Entries from a visual dataset
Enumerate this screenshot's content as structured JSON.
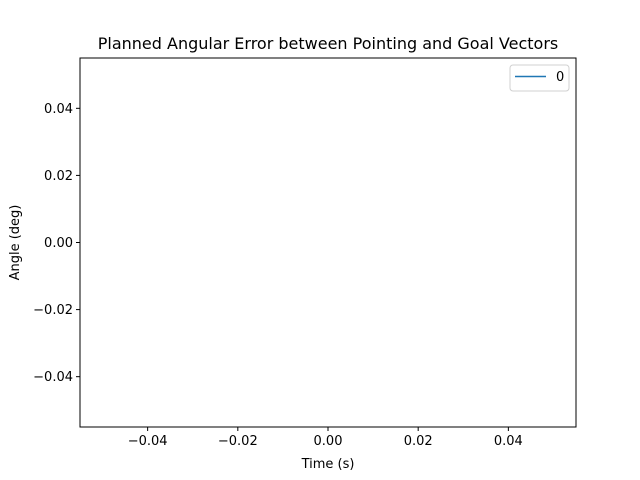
{
  "chart_data": {
    "type": "line",
    "title": "Planned Angular Error between Pointing and Goal Vectors",
    "xlabel": "Time (s)",
    "ylabel": "Angle (deg)",
    "xlim": [
      -0.055,
      0.055
    ],
    "ylim": [
      -0.055,
      0.055
    ],
    "xticks": [
      -0.04,
      -0.02,
      0.0,
      0.02,
      0.04
    ],
    "xtick_labels": [
      "−0.04",
      "−0.02",
      "0.00",
      "0.02",
      "0.04"
    ],
    "yticks": [
      0.04,
      0.02,
      0.0,
      -0.02,
      -0.04
    ],
    "ytick_labels": [
      "0.04",
      "0.02",
      "0.00",
      "−0.02",
      "−0.04"
    ],
    "grid": false,
    "legend_position": "top-right",
    "series": [
      {
        "name": "0",
        "color": "#1f77b4",
        "x": [],
        "y": []
      }
    ]
  }
}
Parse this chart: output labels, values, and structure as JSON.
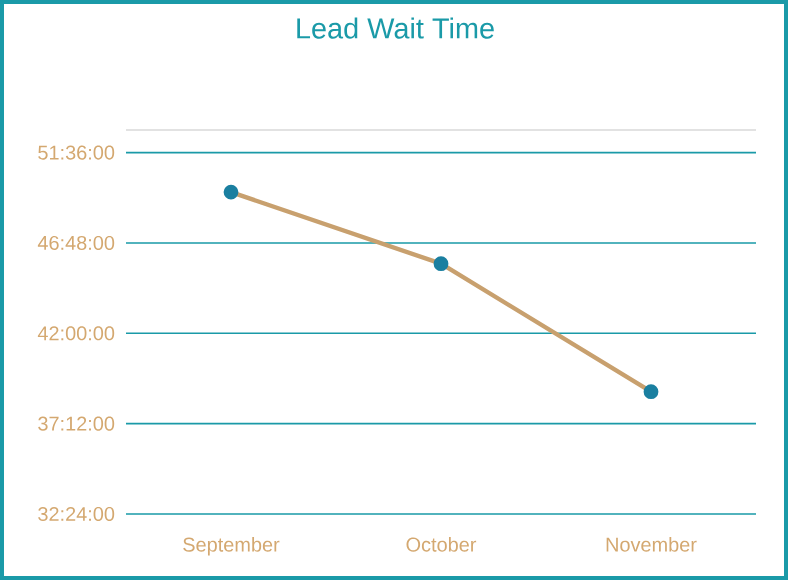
{
  "chart_data": {
    "type": "line",
    "title": "Lead Wait Time",
    "categories": [
      "September",
      "October",
      "November"
    ],
    "series": [
      {
        "color": "#c8a06e",
        "values": [
          49.5,
          45.7,
          38.9
        ]
      }
    ],
    "marker": "circle",
    "line_style": "solid",
    "ylim": [
      32.4,
      52.8
    ],
    "yticks": [
      {
        "value": 32.4,
        "label": "32:24:00"
      },
      {
        "value": 37.2,
        "label": "37:12:00"
      },
      {
        "value": 42,
        "label": "42:00:00"
      },
      {
        "value": 46.8,
        "label": "46:48:00"
      },
      {
        "value": 51.6,
        "label": "51:36:00"
      }
    ],
    "grid": "y"
  }
}
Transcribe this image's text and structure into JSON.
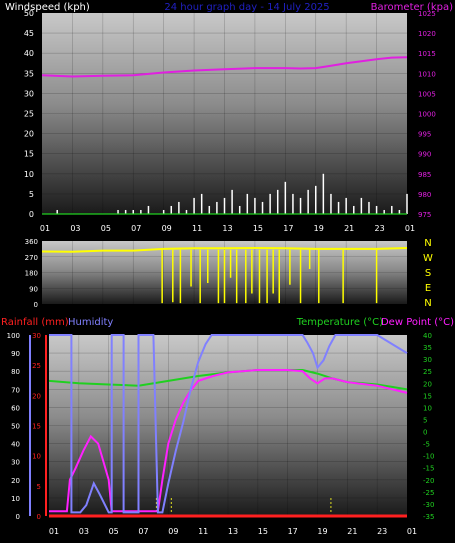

## Direction
Extract the run of lines from the line holding "Parse this chart: output" through the final line of the material above, exactly and inclusively. Leave the pictures behind.

## Solution for this problem
Parse this chart: output labels, values, and structure as JSON.
{
  "chart_data": {
    "type": "line",
    "title": "Lead Wait Time",
    "categories": [
      "September",
      "October",
      "November"
    ],
    "series": [
      {
        "color": "#c8a06e",
        "values": [
          49.5,
          45.7,
          38.9
        ]
      }
    ],
    "marker": "circle",
    "line_style": "solid",
    "ylim": [
      32.4,
      52.8
    ],
    "yticks": [
      {
        "value": 32.4,
        "label": "32:24:00"
      },
      {
        "value": 37.2,
        "label": "37:12:00"
      },
      {
        "value": 42,
        "label": "42:00:00"
      },
      {
        "value": 46.8,
        "label": "46:48:00"
      },
      {
        "value": 51.6,
        "label": "51:36:00"
      }
    ],
    "grid": "y"
  }
}
Transcribe this image's text and structure into JSON.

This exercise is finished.